### Extracted records:
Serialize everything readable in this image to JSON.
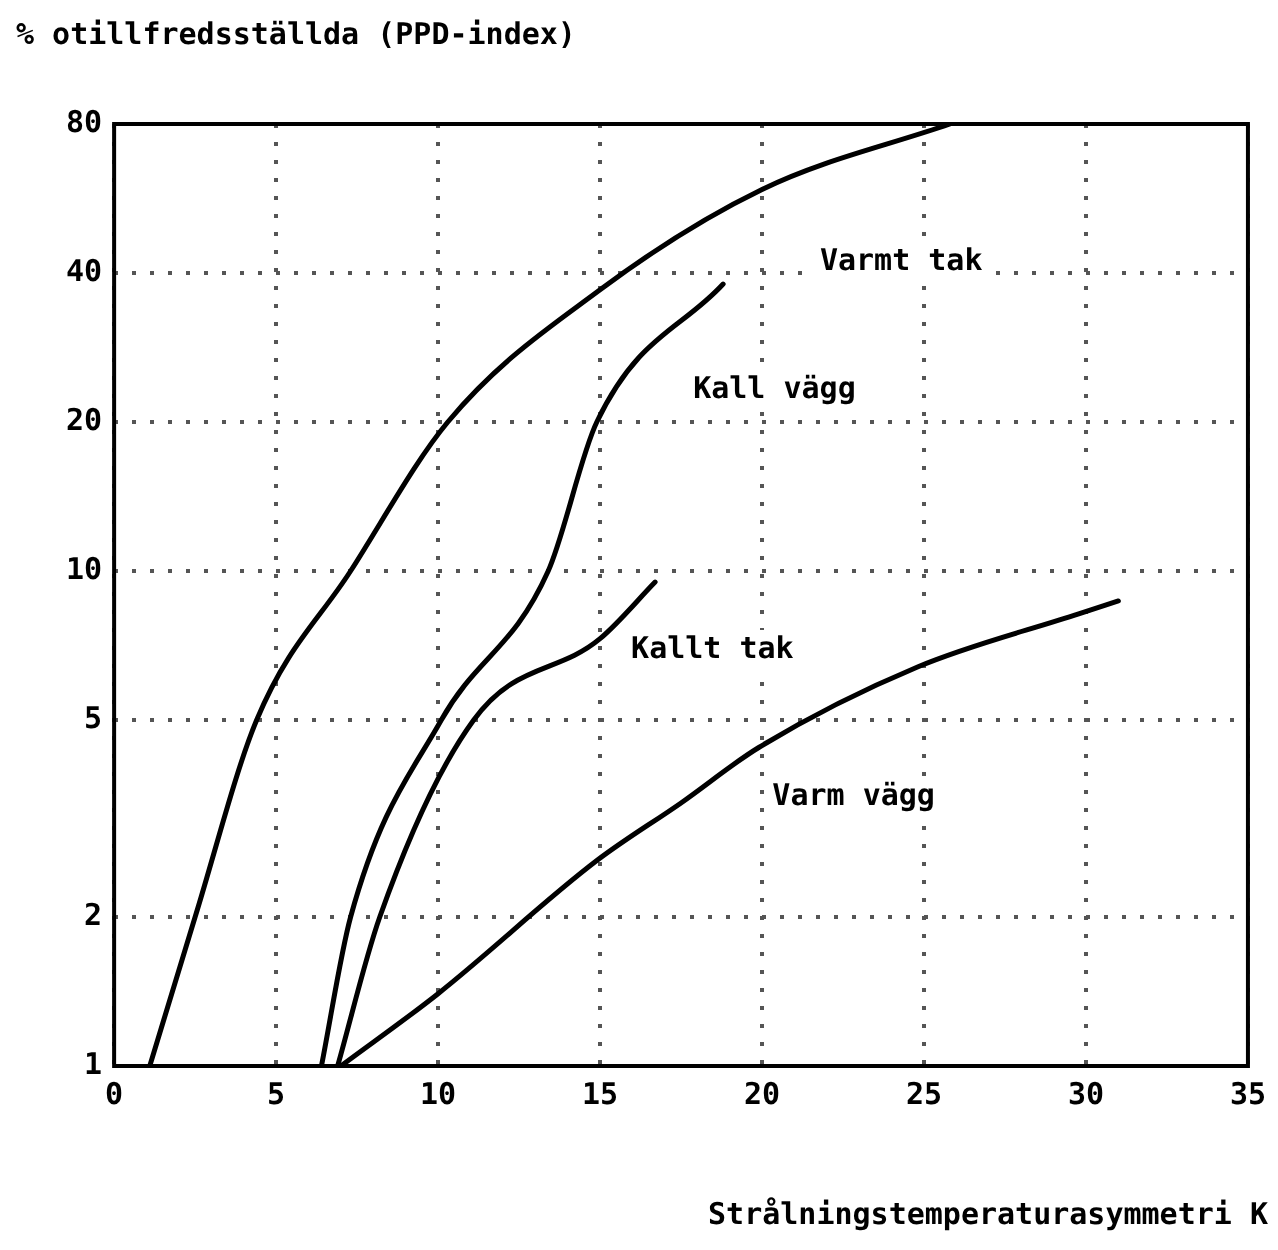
{
  "chart_data": {
    "type": "line",
    "ylabel": "% otillfredsställda (PPD-index)",
    "xlabel": "Strålningstemperaturasymmetri K",
    "xlim": [
      0,
      35
    ],
    "xticks": [
      0,
      5,
      10,
      15,
      20,
      25,
      30,
      35
    ],
    "ylim": [
      1,
      80
    ],
    "yticks": [
      1,
      2,
      5,
      10,
      20,
      40,
      80
    ],
    "log": "y",
    "grid": true,
    "legend": false,
    "marker": "none",
    "line_style": "solid",
    "series": [
      {
        "name": "Varmt tak",
        "color": "#000000",
        "x": [
          1.1,
          2.5,
          4.4,
          7.3,
          10.3,
          15,
          20,
          25.8
        ],
        "values": [
          1,
          2,
          5,
          10,
          20,
          37,
          59,
          80
        ]
      },
      {
        "name": "Kall vägg",
        "color": "#000000",
        "x": [
          6.4,
          7.3,
          10.1,
          13.4,
          14.9,
          18.8
        ],
        "values": [
          1,
          2,
          5,
          10,
          20,
          38
        ]
      },
      {
        "name": "Kallt tak",
        "color": "#000000",
        "x": [
          6.9,
          8.2,
          11.1,
          15,
          16.7
        ],
        "values": [
          1,
          2,
          5,
          7.3,
          9.5
        ]
      },
      {
        "name": "Varm vägg",
        "color": "#000000",
        "x": [
          7,
          10,
          14.9,
          17.5,
          19.9,
          24.8,
          29.8,
          31
        ],
        "values": [
          1,
          1.4,
          2.6,
          3.4,
          4.4,
          6.4,
          8.2,
          8.7
        ]
      }
    ]
  }
}
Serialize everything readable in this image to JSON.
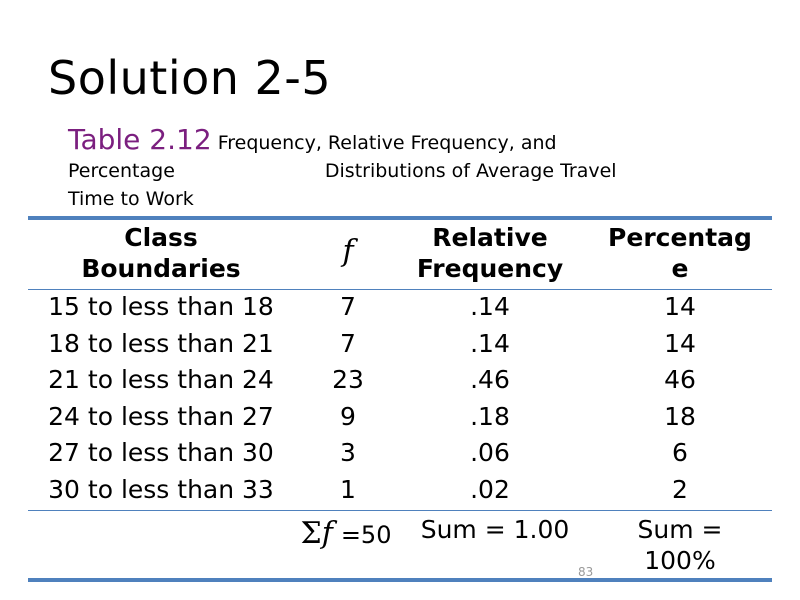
{
  "slide": {
    "title": "Solution 2-5",
    "caption_label": "Table 2.12",
    "caption_line1": "Frequency, Relative Frequency, and",
    "caption_line2a": "Percentage",
    "caption_line2b": "Distributions of Average Travel",
    "caption_line3": "Time to Work",
    "page_number": "83"
  },
  "table": {
    "headers": {
      "class_line1": "Class",
      "class_line2": "Boundaries",
      "f": "f",
      "rel_line1": "Relative",
      "rel_line2": "Frequency",
      "pct_line1": "Percentag",
      "pct_line2": "e"
    },
    "rows": [
      {
        "class": "15 to less than 18",
        "f": "7",
        "rel": ".14",
        "pct": "14"
      },
      {
        "class": "18 to less than 21",
        "f": "7",
        "rel": ".14",
        "pct": "14"
      },
      {
        "class": "21 to less than 24",
        "f": "23",
        "rel": ".46",
        "pct": "46"
      },
      {
        "class": "24 to less than 27",
        "f": "9",
        "rel": ".18",
        "pct": "18"
      },
      {
        "class": "27 to less than 30",
        "f": "3",
        "rel": ".06",
        "pct": "6"
      },
      {
        "class": "30 to less than 33",
        "f": "1",
        "rel": ".02",
        "pct": "2"
      }
    ],
    "totals": {
      "sigma": "Σ",
      "f_symbol": "f",
      "f_value": "=50",
      "rel": "Sum = 1.00",
      "pct_line1": "Sum =",
      "pct_line2": "100%"
    }
  },
  "colors": {
    "caption_label": "#7b1f7f",
    "rule": "#4f81bd"
  }
}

### Short task:
Pull out all lines containing "than".

### Solution to the problem:
        "class": "15 to less than 18",
        "class": "18 to less than 21",
        "class": "21 to less than 24",
        "class": "24 to less than 27",
        "class": "27 to less than 30",
        "class": "30 to less than 33",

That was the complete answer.